■ Stored rows:
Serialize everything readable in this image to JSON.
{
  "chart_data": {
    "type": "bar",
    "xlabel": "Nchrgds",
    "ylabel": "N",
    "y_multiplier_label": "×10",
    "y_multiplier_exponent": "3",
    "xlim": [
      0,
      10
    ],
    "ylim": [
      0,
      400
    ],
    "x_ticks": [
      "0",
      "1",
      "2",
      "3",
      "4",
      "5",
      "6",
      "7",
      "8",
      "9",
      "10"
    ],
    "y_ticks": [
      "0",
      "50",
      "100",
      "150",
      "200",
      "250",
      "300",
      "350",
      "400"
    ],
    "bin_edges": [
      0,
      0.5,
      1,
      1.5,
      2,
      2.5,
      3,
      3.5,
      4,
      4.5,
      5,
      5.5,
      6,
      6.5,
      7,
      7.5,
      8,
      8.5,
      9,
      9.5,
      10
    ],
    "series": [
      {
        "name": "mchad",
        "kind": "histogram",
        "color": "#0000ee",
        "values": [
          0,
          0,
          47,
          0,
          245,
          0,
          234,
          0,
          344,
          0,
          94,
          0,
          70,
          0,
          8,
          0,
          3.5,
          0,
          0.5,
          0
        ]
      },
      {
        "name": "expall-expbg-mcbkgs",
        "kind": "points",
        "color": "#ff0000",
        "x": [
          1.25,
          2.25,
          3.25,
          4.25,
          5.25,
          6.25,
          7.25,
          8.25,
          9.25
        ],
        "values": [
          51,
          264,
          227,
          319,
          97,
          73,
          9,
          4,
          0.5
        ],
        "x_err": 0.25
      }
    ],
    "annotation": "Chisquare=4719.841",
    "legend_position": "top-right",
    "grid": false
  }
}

■ Exercise details: Print the entries exactly. Include every one.

■ Expected answer:
Serialize everything readable in this image to JSON.
{
  "chart_data": {
    "type": "bar",
    "xlabel": "Nchrgds",
    "ylabel": "N",
    "y_multiplier_label": "×10",
    "y_multiplier_exponent": "3",
    "xlim": [
      0,
      10
    ],
    "ylim": [
      0,
      400
    ],
    "x_ticks": [
      "0",
      "1",
      "2",
      "3",
      "4",
      "5",
      "6",
      "7",
      "8",
      "9",
      "10"
    ],
    "y_ticks": [
      "0",
      "50",
      "100",
      "150",
      "200",
      "250",
      "300",
      "350",
      "400"
    ],
    "bin_edges": [
      0,
      0.5,
      1,
      1.5,
      2,
      2.5,
      3,
      3.5,
      4,
      4.5,
      5,
      5.5,
      6,
      6.5,
      7,
      7.5,
      8,
      8.5,
      9,
      9.5,
      10
    ],
    "series": [
      {
        "name": "mchad",
        "kind": "histogram",
        "color": "#0000ee",
        "values": [
          0,
          0,
          47,
          0,
          245,
          0,
          234,
          0,
          344,
          0,
          94,
          0,
          70,
          0,
          8,
          0,
          3.5,
          0,
          0.5,
          0
        ]
      },
      {
        "name": "expall-expbg-mcbkgs",
        "kind": "points",
        "color": "#ff0000",
        "x": [
          1.25,
          2.25,
          3.25,
          4.25,
          5.25,
          6.25,
          7.25,
          8.25,
          9.25
        ],
        "values": [
          51,
          264,
          227,
          319,
          97,
          73,
          9,
          4,
          0.5
        ],
        "x_err": 0.25
      }
    ],
    "annotation": "Chisquare=4719.841",
    "legend_position": "top-right",
    "grid": false
  }
}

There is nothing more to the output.